**WRITTEN TASK:**
Go over the entries below line by line, copying each one that contains the word "ylabel".

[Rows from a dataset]

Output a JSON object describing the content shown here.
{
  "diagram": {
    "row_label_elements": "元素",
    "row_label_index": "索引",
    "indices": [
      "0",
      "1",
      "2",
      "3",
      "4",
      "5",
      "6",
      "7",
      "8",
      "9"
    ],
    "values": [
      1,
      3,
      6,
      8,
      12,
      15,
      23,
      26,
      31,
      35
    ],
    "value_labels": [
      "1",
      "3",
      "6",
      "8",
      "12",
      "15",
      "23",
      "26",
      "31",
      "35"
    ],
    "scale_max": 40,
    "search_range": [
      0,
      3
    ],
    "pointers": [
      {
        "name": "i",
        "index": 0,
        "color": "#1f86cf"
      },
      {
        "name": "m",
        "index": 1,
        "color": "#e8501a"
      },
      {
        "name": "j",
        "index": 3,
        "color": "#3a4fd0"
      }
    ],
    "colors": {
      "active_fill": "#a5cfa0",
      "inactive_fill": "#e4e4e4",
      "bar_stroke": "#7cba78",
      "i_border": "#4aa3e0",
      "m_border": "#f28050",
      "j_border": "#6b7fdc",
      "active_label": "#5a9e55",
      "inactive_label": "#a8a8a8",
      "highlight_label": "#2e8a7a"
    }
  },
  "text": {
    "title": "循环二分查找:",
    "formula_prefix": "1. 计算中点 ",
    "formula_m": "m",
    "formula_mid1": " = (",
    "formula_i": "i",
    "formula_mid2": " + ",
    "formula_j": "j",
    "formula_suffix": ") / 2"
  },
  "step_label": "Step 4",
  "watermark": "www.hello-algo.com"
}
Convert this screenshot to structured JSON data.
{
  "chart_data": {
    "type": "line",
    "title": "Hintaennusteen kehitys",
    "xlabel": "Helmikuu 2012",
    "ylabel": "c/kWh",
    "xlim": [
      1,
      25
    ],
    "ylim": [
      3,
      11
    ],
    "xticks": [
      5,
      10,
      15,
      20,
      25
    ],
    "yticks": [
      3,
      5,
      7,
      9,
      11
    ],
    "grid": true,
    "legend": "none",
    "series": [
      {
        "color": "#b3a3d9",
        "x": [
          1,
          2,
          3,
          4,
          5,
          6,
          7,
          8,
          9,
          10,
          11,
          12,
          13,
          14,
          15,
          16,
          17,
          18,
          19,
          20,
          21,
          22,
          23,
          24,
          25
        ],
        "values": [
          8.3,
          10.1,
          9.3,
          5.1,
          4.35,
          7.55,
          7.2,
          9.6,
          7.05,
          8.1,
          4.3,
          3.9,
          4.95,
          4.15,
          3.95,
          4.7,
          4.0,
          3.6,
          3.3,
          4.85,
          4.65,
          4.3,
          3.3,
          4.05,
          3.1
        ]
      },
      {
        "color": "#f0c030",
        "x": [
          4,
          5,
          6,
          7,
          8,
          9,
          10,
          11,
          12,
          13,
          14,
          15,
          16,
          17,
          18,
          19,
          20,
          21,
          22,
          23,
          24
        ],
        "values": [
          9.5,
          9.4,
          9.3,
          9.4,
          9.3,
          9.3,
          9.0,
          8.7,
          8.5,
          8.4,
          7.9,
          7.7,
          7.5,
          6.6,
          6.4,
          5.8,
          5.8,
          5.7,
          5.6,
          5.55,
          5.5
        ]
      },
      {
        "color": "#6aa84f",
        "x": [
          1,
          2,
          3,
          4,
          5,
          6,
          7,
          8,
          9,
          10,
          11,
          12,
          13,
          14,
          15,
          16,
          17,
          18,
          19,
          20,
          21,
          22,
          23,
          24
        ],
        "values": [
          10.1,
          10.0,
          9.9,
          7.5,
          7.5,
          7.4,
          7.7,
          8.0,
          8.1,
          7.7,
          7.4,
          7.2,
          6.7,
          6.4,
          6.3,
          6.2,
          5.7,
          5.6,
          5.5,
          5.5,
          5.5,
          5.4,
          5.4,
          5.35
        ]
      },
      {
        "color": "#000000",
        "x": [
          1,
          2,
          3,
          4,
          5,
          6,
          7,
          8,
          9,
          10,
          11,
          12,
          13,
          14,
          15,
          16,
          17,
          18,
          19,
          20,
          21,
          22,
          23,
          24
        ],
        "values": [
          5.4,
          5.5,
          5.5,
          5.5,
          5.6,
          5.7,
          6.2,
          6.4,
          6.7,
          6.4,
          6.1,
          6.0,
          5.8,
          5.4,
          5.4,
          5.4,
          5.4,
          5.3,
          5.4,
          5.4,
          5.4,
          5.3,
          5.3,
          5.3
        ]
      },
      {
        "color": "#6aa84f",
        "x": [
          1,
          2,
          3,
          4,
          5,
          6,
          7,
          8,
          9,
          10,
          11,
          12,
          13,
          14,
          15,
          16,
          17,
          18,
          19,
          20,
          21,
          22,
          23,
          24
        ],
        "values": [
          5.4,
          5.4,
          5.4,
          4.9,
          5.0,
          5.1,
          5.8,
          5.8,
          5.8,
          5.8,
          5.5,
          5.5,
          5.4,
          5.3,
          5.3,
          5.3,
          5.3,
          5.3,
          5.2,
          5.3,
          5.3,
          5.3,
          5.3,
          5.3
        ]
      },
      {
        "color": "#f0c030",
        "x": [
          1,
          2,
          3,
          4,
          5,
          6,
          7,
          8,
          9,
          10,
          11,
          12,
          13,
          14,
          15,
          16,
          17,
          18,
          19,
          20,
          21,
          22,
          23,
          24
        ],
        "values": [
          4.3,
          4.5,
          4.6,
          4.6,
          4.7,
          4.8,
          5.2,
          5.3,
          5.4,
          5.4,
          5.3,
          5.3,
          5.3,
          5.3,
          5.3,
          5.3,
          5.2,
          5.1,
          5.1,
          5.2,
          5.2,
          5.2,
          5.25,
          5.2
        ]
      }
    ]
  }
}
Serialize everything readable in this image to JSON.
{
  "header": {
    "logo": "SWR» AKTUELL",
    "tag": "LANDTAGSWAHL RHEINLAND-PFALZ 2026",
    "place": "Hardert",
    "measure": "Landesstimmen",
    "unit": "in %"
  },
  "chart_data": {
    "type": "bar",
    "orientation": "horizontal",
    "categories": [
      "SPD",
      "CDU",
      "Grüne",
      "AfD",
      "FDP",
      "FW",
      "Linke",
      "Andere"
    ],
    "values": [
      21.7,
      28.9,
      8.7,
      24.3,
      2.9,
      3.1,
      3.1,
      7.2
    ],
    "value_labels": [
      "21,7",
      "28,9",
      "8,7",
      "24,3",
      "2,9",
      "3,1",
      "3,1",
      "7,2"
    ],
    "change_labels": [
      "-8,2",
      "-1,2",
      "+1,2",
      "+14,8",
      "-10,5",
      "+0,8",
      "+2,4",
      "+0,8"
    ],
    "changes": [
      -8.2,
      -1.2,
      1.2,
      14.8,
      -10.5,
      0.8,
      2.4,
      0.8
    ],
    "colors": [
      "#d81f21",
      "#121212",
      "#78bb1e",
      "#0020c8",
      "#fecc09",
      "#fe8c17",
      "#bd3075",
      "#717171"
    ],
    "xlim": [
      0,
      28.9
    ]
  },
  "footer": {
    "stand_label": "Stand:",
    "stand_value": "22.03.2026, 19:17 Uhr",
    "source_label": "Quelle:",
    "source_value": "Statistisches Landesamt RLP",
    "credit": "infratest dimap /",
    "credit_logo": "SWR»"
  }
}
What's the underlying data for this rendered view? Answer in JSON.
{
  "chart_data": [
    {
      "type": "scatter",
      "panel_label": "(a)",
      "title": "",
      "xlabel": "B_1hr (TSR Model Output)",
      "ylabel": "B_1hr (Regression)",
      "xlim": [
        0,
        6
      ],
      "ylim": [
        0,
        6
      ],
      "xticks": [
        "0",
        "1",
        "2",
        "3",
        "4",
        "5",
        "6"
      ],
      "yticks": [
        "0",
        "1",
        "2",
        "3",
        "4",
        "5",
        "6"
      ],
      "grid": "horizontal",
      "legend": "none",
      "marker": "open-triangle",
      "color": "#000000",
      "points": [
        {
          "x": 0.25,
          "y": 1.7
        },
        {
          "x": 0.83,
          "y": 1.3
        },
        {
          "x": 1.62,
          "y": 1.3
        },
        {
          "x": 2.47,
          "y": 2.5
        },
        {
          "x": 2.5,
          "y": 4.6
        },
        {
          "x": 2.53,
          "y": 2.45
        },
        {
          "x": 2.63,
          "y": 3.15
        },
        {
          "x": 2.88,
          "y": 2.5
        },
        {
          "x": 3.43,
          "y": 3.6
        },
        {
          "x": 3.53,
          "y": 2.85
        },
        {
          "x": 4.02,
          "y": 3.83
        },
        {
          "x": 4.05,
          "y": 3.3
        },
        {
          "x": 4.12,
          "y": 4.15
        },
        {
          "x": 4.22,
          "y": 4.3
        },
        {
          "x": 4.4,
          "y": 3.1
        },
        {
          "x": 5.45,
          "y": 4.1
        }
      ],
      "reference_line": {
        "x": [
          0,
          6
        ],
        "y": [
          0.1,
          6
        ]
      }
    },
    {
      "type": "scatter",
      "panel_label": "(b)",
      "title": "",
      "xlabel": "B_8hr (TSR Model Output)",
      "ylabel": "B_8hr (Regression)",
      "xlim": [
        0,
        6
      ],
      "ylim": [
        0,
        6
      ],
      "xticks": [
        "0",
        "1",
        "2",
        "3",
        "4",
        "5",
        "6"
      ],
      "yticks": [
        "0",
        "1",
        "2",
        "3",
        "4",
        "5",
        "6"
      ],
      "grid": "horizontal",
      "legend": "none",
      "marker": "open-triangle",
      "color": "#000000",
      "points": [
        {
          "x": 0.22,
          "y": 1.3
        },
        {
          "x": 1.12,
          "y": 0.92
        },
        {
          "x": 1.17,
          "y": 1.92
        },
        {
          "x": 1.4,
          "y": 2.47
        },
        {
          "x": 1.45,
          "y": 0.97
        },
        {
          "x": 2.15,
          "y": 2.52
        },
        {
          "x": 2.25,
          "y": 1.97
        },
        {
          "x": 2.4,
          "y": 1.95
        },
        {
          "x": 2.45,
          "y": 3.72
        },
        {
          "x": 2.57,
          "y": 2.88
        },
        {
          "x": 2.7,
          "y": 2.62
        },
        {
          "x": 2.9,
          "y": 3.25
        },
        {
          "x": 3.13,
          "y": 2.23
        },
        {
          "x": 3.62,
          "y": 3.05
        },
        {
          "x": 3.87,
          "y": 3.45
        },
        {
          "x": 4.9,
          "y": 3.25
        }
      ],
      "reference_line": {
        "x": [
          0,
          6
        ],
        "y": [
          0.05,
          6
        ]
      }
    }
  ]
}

**SOLUTION:**
    "ylabel": "c/kWh",
      "ylabel": "B_1hr (Regression)",
      "ylabel": "B_8hr (Regression)",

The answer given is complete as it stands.